───── Material provided

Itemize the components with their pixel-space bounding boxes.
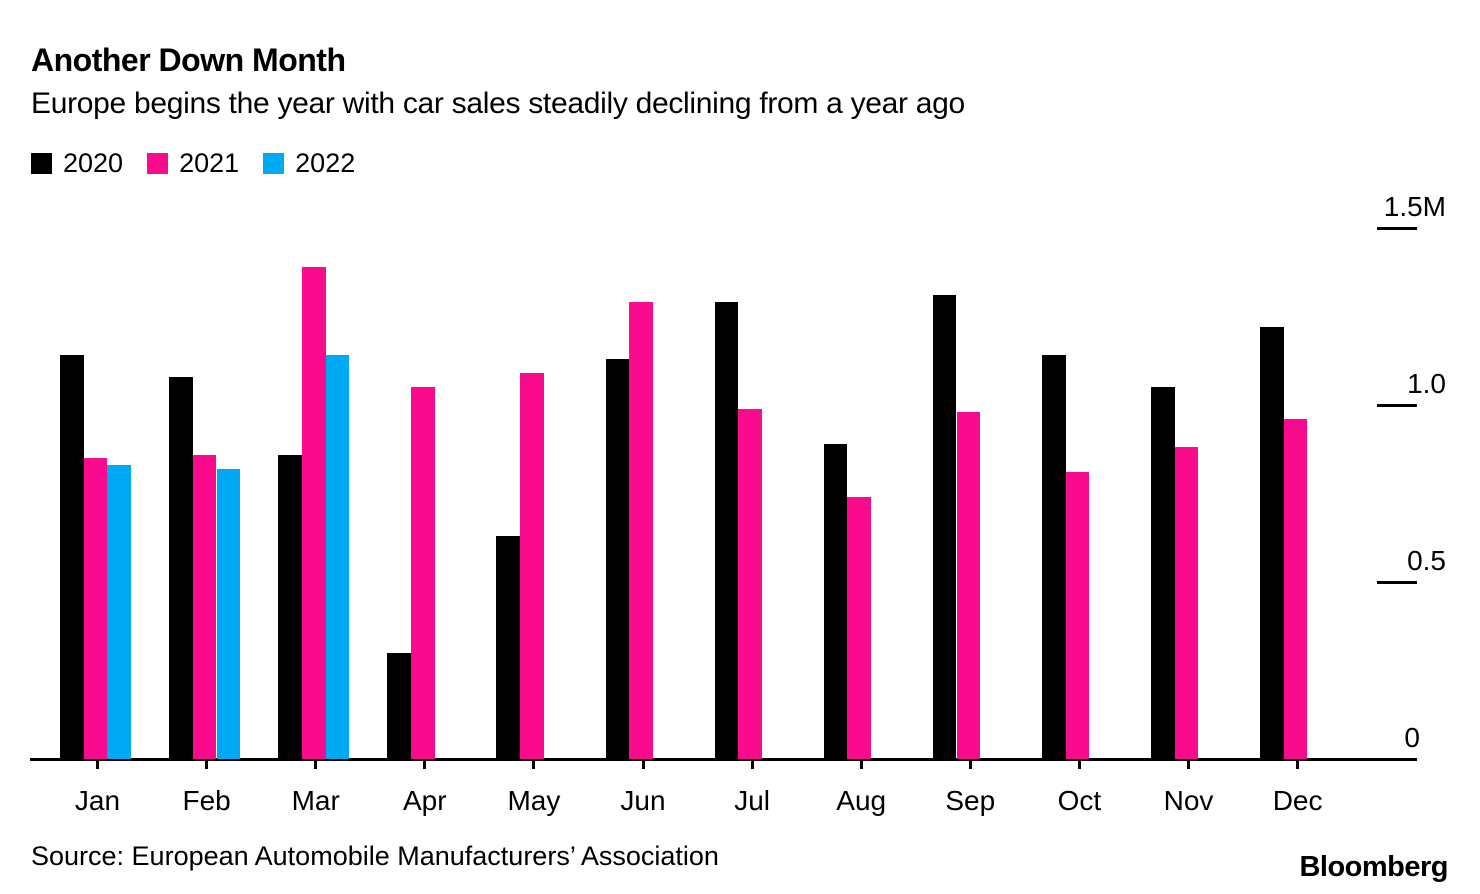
y-label-0: 0 xyxy=(1404,722,1420,753)
bar-2022-jan xyxy=(107,465,132,759)
x-label-feb: Feb xyxy=(182,785,231,816)
x-label-apr: Apr xyxy=(403,785,447,816)
bar-2020-nov xyxy=(1151,387,1175,759)
legend-label: 2022 xyxy=(295,148,356,178)
x-tick-apr xyxy=(423,760,427,769)
legend: 2020 2021 2022 xyxy=(31,150,355,177)
legend-swatch-2020 xyxy=(31,153,52,174)
bar-2020-sep xyxy=(932,295,957,759)
x-label-jun: Jun xyxy=(620,785,666,816)
y-tick-1.0 xyxy=(1377,403,1417,407)
x-tick-sep xyxy=(968,760,972,769)
x-tick-may xyxy=(532,760,536,769)
bar-2021-mar xyxy=(301,266,326,759)
chart-subtitle: Europe begins the year with car sales st… xyxy=(31,87,965,120)
x-tick-oct xyxy=(1077,760,1081,769)
y-label-0.5: 0.5 xyxy=(1407,545,1446,576)
bar-2021-aug xyxy=(847,497,872,759)
bar-2020-feb xyxy=(169,376,193,759)
bar-2020-jul xyxy=(714,302,739,759)
x-label-jul: Jul xyxy=(734,785,770,816)
bar-2020-oct xyxy=(1041,355,1066,759)
x-tick-mar xyxy=(314,760,318,769)
x-label-jan: Jan xyxy=(74,785,121,816)
x-label-nov: Nov xyxy=(1163,785,1214,816)
x-tick-nov xyxy=(1187,760,1190,769)
y-label-1.0: 1.0 xyxy=(1407,368,1446,399)
bar-2021-jul xyxy=(738,408,762,759)
legend-label: 2020 xyxy=(63,148,124,178)
bar-2021-jun xyxy=(629,302,653,759)
bar-2020-dec xyxy=(1260,327,1284,759)
legend-item-2020: 2020 xyxy=(31,150,123,177)
x-tick-jun xyxy=(641,760,645,769)
bar-2020-jan xyxy=(60,355,84,759)
bar-2021-apr xyxy=(411,387,435,759)
y-tick-0.5 xyxy=(1377,580,1417,584)
x-label-dec: Dec xyxy=(1272,785,1323,816)
bar-2022-mar xyxy=(325,355,350,759)
bar-2020-mar xyxy=(278,454,302,759)
x-tick-aug xyxy=(859,760,863,769)
legend-swatch-2021 xyxy=(147,153,169,174)
bar-2021-oct xyxy=(1065,472,1090,759)
x-axis-line xyxy=(30,757,1417,761)
x-label-aug: Aug xyxy=(836,785,887,816)
y-tick-1.5M xyxy=(1377,226,1417,230)
legend-item-2021: 2021 xyxy=(147,150,239,177)
x-tick-jan xyxy=(96,760,99,769)
legend-item-2022: 2022 xyxy=(263,150,355,177)
x-label-sep: Sep xyxy=(945,785,996,816)
x-label-may: May xyxy=(507,785,561,816)
x-tick-dec xyxy=(1296,760,1300,769)
bar-2021-may xyxy=(520,373,544,759)
bar-2021-nov xyxy=(1174,447,1199,759)
x-label-oct: Oct xyxy=(1057,785,1102,816)
bar-2021-jan xyxy=(83,458,108,759)
bar-2020-jun xyxy=(605,358,630,759)
x-tick-jul xyxy=(750,760,754,769)
bar-2022-feb xyxy=(216,468,241,759)
bar-2021-feb xyxy=(192,454,217,759)
bar-2020-may xyxy=(496,535,521,759)
legend-swatch-2022 xyxy=(263,153,285,174)
x-label-mar: Mar xyxy=(291,785,340,816)
source-attribution: Source: European Automobile Manufacturer… xyxy=(31,841,719,871)
y-label-1.5M: 1.5M xyxy=(1383,191,1446,222)
legend-label: 2021 xyxy=(179,148,240,178)
bar-2020-aug xyxy=(823,443,848,759)
bar-2021-sep xyxy=(956,412,981,759)
bloomberg-logo: Bloomberg xyxy=(1299,851,1448,883)
bar-2021-dec xyxy=(1283,419,1308,759)
chart-title: Another Down Month xyxy=(31,42,346,78)
bar-2020-apr xyxy=(387,652,411,759)
x-tick-feb xyxy=(205,760,209,769)
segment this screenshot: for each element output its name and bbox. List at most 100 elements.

──────────

Given instruction
How many lines of the material above contain the string "swatch"? Reply with the number alone.

Exercise solution
3